**Task statement**
Pick out every line that holds the string "content" and copy it.

(Figure collection entries)
---
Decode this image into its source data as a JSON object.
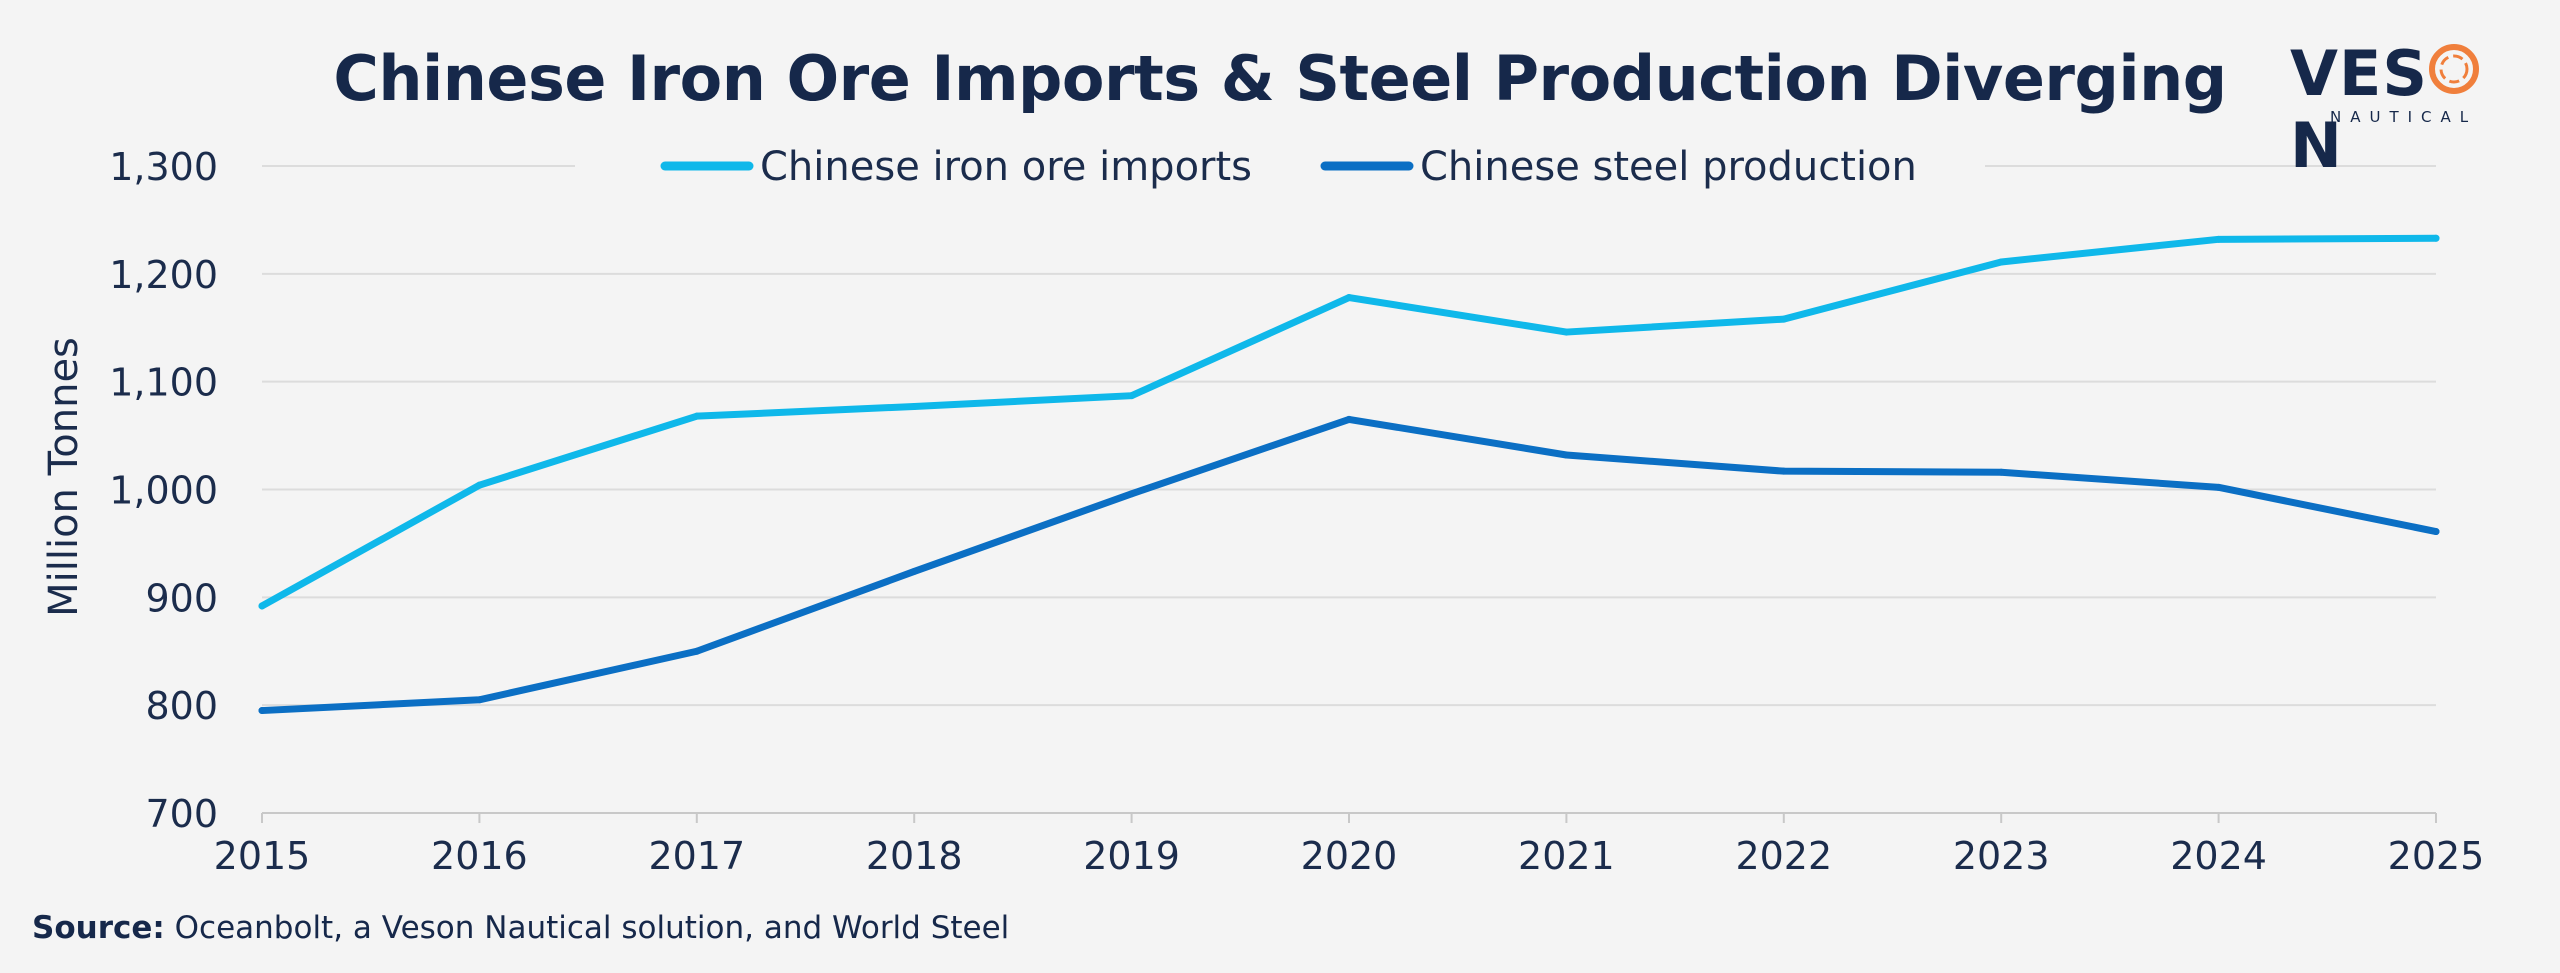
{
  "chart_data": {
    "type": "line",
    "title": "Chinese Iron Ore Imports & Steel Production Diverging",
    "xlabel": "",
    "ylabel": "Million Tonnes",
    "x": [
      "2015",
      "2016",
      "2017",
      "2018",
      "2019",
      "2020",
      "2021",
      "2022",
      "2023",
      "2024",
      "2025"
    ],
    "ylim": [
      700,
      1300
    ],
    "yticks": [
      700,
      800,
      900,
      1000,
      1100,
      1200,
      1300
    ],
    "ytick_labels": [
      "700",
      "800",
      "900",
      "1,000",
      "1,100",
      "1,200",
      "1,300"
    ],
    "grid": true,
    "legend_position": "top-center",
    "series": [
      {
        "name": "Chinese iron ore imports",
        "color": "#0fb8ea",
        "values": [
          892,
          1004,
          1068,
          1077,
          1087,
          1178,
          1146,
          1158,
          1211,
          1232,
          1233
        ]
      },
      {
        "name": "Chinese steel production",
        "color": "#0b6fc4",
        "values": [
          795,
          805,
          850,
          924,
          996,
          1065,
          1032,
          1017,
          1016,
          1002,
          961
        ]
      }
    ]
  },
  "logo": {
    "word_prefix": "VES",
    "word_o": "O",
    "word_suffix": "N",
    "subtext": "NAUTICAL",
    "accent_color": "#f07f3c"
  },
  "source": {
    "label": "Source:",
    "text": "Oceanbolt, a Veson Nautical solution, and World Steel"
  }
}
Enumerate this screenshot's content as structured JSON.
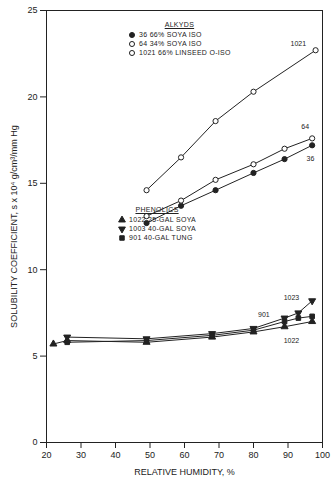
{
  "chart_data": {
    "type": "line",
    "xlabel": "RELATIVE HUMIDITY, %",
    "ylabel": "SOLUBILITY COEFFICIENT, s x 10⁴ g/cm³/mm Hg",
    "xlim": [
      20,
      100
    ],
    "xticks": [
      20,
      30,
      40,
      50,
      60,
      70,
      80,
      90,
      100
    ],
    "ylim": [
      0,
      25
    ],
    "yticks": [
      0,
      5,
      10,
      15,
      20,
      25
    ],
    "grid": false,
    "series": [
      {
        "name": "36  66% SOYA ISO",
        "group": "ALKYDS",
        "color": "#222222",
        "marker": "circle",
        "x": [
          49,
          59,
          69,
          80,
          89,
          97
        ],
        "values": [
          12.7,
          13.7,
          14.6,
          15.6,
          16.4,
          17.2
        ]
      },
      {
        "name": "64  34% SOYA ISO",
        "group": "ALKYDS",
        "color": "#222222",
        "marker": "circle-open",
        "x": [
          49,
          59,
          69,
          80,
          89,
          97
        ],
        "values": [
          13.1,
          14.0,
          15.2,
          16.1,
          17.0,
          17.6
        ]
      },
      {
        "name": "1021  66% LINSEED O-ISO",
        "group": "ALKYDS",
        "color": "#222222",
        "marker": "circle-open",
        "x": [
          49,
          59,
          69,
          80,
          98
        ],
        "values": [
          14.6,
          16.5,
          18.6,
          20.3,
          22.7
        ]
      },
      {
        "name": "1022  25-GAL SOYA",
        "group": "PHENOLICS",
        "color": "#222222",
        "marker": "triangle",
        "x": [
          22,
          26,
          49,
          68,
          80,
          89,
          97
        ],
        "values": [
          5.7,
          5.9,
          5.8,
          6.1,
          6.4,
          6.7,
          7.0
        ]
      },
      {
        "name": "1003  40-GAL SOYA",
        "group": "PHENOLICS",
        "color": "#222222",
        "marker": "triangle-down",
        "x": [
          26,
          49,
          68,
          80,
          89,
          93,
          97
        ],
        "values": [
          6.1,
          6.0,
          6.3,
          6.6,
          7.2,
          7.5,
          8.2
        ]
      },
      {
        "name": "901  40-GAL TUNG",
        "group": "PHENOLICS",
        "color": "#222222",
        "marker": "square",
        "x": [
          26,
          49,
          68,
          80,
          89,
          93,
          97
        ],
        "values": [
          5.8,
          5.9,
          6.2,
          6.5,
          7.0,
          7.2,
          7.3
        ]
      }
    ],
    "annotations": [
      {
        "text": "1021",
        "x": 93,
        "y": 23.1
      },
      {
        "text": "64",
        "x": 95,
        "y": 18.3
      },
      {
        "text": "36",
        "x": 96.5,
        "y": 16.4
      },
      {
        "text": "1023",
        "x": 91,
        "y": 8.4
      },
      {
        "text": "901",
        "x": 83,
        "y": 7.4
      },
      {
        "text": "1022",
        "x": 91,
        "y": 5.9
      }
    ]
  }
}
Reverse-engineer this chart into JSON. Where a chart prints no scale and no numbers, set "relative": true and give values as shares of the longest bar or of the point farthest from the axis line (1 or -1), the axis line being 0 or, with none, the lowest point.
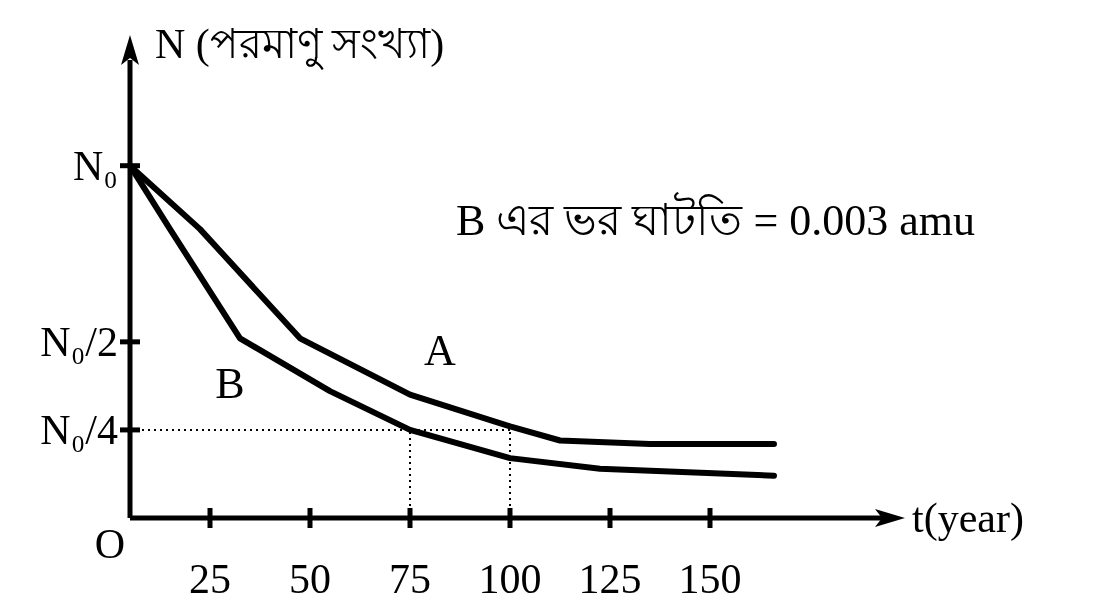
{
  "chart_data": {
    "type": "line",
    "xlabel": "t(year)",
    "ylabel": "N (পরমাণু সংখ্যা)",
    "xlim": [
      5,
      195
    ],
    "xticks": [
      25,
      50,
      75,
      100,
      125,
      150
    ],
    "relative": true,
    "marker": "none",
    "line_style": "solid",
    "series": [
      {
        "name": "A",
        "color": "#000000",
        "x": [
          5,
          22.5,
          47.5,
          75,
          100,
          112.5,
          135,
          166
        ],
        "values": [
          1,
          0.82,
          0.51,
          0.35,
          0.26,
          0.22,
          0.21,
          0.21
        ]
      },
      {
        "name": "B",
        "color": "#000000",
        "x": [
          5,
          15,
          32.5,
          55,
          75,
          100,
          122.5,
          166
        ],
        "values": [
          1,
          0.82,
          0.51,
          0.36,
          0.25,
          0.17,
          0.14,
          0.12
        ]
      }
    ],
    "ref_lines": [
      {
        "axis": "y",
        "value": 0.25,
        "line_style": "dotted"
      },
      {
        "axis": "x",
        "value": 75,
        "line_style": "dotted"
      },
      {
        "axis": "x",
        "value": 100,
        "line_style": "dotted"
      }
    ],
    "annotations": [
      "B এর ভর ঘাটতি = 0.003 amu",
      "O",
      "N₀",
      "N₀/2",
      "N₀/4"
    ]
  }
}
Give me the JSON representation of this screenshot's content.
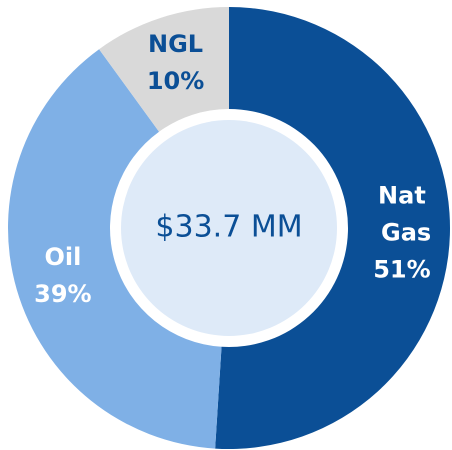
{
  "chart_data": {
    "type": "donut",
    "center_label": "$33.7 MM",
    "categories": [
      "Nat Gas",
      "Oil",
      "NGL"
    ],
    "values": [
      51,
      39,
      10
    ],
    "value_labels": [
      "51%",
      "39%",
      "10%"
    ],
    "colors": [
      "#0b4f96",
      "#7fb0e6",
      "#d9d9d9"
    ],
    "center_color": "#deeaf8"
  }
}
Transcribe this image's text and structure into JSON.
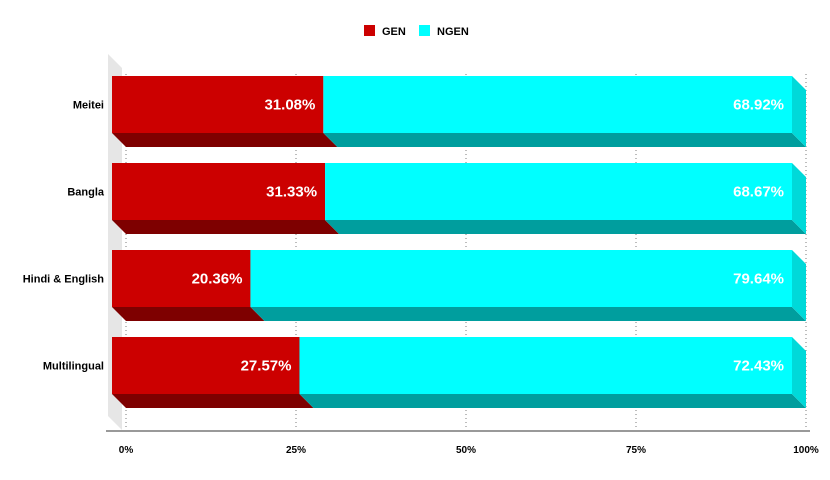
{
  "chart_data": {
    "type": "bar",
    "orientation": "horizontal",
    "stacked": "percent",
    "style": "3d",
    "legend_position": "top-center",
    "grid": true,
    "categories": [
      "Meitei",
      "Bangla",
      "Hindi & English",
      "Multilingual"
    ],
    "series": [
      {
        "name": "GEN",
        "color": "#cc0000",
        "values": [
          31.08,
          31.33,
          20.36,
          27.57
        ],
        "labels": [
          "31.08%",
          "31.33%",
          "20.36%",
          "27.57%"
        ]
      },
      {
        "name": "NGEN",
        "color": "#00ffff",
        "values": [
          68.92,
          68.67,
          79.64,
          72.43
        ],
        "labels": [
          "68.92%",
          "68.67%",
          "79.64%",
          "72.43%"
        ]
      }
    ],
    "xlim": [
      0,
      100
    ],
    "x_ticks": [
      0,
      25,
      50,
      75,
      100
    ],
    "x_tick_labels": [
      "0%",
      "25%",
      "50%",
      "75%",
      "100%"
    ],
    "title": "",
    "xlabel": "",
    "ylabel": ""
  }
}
---
**Full solution**
Enumerate this screenshot's content as structured JSON.
Give me the JSON representation of this screenshot's content.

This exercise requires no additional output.